● **Your goal**: Leaving the pictures aside, transcribe every line below exactly.

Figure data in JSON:
....................

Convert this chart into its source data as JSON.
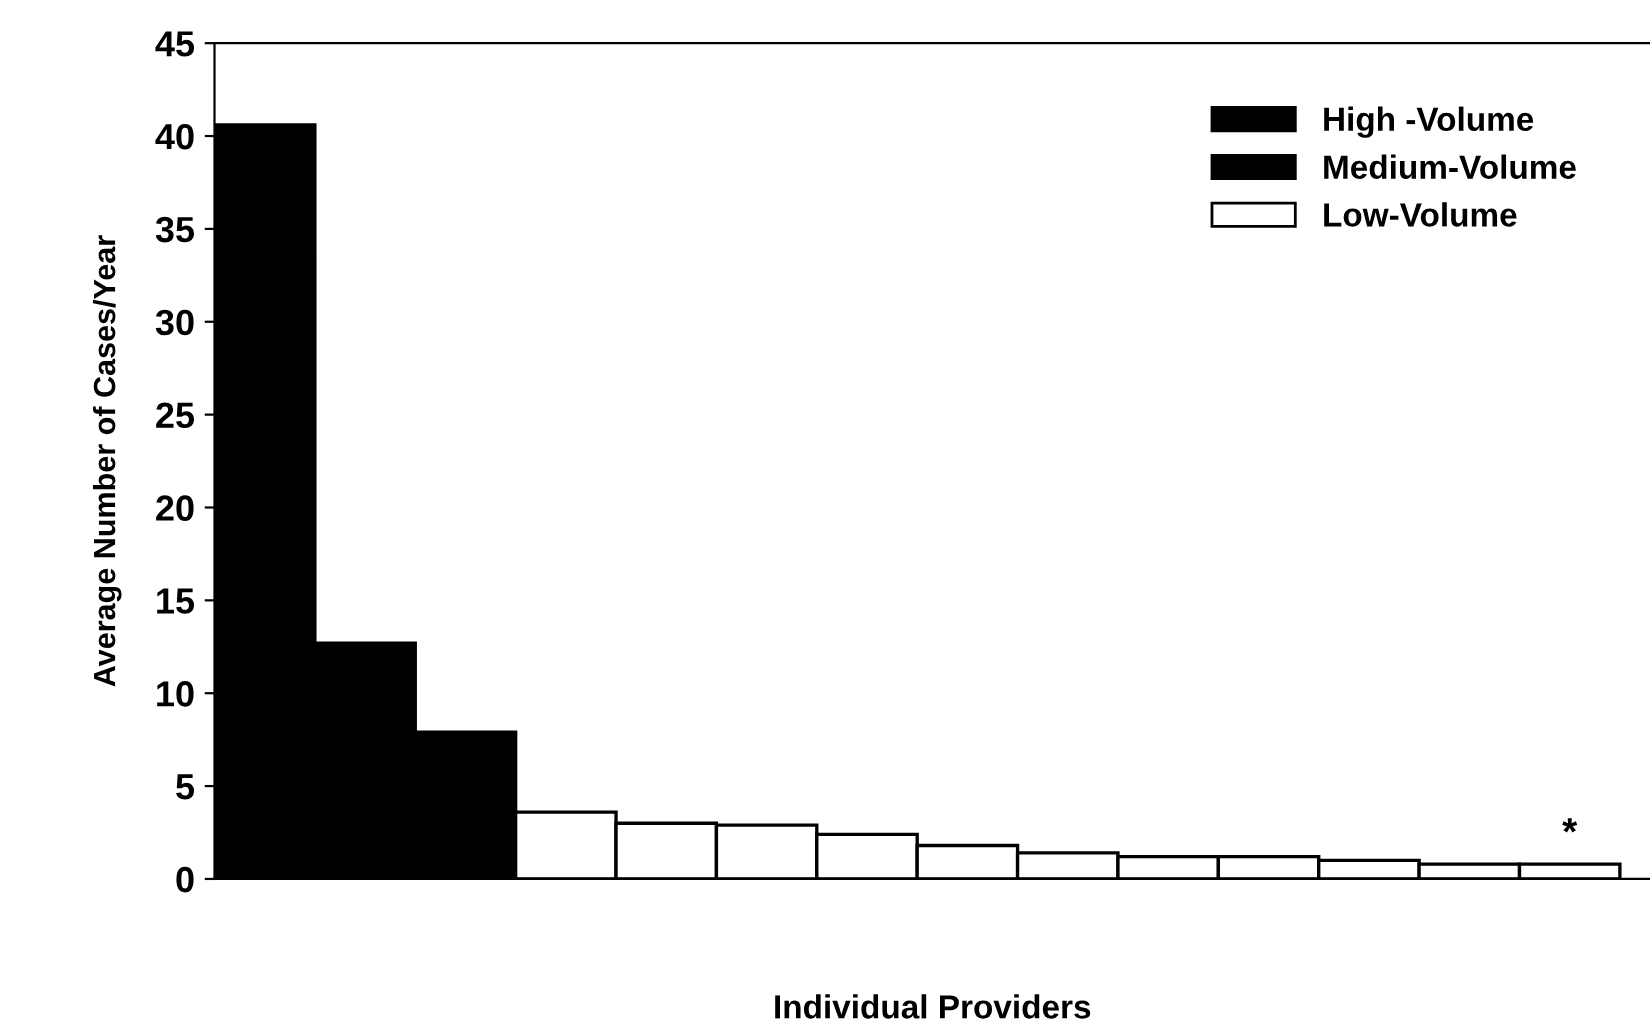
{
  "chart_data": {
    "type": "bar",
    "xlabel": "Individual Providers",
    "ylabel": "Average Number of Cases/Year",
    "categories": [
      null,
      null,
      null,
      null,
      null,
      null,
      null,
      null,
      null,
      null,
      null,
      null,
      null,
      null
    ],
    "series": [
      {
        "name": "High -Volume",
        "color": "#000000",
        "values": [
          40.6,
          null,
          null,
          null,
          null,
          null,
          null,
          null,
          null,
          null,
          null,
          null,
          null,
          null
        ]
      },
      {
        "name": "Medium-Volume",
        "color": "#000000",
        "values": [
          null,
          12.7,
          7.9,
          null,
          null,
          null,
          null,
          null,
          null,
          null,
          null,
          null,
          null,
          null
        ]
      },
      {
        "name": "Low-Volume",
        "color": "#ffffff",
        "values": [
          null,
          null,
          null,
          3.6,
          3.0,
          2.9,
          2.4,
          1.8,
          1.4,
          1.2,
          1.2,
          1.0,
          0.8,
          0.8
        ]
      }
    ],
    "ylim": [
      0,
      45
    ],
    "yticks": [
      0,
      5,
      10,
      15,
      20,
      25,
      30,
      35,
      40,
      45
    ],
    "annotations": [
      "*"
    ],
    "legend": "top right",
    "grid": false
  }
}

....................

● **Exercise response**:
Convert this chart into its source data as JSON.
{
  "chart_data": {
    "type": "bar",
    "xlabel": "Individual Providers",
    "ylabel": "Average Number of Cases/Year",
    "categories": [
      null,
      null,
      null,
      null,
      null,
      null,
      null,
      null,
      null,
      null,
      null,
      null,
      null,
      null
    ],
    "series": [
      {
        "name": "High -Volume",
        "color": "#000000",
        "values": [
          40.6,
          null,
          null,
          null,
          null,
          null,
          null,
          null,
          null,
          null,
          null,
          null,
          null,
          null
        ]
      },
      {
        "name": "Medium-Volume",
        "color": "#000000",
        "values": [
          null,
          12.7,
          7.9,
          null,
          null,
          null,
          null,
          null,
          null,
          null,
          null,
          null,
          null,
          null
        ]
      },
      {
        "name": "Low-Volume",
        "color": "#ffffff",
        "values": [
          null,
          null,
          null,
          3.6,
          3.0,
          2.9,
          2.4,
          1.8,
          1.4,
          1.2,
          1.2,
          1.0,
          0.8,
          0.8
        ]
      }
    ],
    "ylim": [
      0,
      45
    ],
    "yticks": [
      0,
      5,
      10,
      15,
      20,
      25,
      30,
      35,
      40,
      45
    ],
    "annotations": [
      "*"
    ],
    "legend": "top right",
    "grid": false
  }
}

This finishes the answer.